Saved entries

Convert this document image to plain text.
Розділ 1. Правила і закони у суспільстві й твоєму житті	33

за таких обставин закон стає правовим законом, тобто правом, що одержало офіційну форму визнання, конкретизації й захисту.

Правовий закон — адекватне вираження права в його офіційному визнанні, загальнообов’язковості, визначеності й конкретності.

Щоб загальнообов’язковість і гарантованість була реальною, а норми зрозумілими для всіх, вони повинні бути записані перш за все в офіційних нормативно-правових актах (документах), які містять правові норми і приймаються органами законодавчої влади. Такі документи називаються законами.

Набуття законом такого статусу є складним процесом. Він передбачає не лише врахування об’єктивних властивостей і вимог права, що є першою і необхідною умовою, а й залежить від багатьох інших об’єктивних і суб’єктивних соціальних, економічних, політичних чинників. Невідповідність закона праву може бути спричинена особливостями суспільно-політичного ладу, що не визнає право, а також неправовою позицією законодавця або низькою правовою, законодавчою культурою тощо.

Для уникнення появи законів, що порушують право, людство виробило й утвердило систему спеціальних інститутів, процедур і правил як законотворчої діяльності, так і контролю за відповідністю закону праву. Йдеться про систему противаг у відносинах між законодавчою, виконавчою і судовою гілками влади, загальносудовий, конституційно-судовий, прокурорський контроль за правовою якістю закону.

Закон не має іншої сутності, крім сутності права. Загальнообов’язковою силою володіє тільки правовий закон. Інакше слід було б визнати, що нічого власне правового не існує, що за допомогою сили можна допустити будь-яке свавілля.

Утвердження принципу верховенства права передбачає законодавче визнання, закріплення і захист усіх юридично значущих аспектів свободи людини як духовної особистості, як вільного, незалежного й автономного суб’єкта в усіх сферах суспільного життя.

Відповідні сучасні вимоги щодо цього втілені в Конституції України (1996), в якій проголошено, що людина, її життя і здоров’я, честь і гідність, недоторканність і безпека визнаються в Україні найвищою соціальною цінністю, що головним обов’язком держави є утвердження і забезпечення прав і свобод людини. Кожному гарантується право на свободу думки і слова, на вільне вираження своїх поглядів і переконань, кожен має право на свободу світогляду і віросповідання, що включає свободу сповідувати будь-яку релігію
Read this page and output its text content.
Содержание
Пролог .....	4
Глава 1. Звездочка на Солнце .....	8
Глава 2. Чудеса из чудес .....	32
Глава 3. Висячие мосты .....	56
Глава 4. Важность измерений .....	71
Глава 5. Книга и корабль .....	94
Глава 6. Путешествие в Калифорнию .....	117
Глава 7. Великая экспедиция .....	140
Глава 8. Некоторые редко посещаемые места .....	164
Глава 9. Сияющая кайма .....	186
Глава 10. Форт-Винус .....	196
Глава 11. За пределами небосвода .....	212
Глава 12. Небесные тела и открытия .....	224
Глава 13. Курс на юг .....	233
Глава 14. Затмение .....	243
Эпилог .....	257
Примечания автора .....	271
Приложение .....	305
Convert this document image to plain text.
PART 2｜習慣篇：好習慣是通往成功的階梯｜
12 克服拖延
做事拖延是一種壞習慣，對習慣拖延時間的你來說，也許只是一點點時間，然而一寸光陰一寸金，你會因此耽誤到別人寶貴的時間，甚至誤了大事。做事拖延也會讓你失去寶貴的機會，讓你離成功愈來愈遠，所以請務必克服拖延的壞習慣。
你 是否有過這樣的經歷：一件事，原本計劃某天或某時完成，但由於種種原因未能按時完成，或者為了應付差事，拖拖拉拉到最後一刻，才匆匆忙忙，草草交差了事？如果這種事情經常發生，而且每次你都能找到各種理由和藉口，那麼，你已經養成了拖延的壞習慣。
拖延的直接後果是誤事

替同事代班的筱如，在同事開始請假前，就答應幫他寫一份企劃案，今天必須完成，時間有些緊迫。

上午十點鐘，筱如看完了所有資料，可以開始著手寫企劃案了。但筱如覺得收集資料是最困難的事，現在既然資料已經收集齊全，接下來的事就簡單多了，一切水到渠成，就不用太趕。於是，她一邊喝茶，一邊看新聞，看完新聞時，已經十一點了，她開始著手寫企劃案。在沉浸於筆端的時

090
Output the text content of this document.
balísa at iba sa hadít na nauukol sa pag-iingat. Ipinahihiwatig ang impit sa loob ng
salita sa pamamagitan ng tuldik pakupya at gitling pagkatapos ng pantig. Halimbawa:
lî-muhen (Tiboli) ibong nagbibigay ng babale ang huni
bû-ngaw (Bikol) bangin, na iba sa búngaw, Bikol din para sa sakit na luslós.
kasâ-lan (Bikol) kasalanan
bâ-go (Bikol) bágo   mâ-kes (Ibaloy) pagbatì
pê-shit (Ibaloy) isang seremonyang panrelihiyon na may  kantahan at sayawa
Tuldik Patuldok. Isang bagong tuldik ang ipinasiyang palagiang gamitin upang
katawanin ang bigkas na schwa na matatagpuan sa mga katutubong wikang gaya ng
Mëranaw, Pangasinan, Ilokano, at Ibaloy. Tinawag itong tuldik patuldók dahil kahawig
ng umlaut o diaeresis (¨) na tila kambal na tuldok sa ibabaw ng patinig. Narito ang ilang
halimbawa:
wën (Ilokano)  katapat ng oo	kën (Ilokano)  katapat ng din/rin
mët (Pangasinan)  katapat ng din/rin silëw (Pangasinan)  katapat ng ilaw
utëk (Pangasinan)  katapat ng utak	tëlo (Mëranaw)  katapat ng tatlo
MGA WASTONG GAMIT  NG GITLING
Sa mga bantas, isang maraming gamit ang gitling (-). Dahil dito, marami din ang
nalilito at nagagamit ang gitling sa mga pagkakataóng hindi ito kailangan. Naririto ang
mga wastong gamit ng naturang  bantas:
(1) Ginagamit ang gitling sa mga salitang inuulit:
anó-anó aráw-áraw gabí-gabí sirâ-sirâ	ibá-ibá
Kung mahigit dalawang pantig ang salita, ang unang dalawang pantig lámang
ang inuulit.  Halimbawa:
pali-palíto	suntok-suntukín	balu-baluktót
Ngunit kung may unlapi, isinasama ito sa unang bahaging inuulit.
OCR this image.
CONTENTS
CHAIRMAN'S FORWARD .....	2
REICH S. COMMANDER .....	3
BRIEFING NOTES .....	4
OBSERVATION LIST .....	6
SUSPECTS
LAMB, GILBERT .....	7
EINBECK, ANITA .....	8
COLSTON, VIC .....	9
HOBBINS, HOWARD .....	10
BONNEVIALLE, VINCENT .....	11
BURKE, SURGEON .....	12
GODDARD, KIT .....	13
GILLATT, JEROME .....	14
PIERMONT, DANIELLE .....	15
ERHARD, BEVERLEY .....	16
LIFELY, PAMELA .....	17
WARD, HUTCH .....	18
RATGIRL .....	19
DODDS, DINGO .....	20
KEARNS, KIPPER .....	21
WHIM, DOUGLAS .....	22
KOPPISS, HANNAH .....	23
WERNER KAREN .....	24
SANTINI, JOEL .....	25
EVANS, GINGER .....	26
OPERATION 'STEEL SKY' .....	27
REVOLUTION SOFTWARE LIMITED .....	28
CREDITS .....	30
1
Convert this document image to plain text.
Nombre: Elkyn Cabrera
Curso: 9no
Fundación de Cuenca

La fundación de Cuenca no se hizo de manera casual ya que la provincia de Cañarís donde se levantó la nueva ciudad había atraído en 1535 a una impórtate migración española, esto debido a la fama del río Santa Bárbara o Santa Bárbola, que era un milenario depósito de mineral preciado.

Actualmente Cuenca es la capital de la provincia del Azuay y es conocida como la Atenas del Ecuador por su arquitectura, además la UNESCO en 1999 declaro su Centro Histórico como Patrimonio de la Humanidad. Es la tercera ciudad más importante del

▶ _THE EXERCISE_
Scan the data for the word "передбачає" and copy every line where it shows up.

▶ _RESULT OF THIS EXERCISE_
Набуття законом такого статусу є складним процесом. Він передбачає не лише врахування об’єктивних властивостей і вимог права, що є першою і необхідною умовою, а й залежить від багатьох інших об’єктивних і суб’єктивних соціальних, економічних, політичних чинників. Невідповідність закона праву може бути спричинена особливостями суспільно-політичного ладу, що не визнає право, а також неправовою позицією законодавця або низькою правовою, законодавчою культурою тощо.
Утвердження принципу верховенства права передбачає законодавче визнання, закріплення і захист усіх юридично значущих аспектів свободи людини як духовної особистості, як вільного, незалежного й автономного суб’єкта в усіх сферах суспільного життя.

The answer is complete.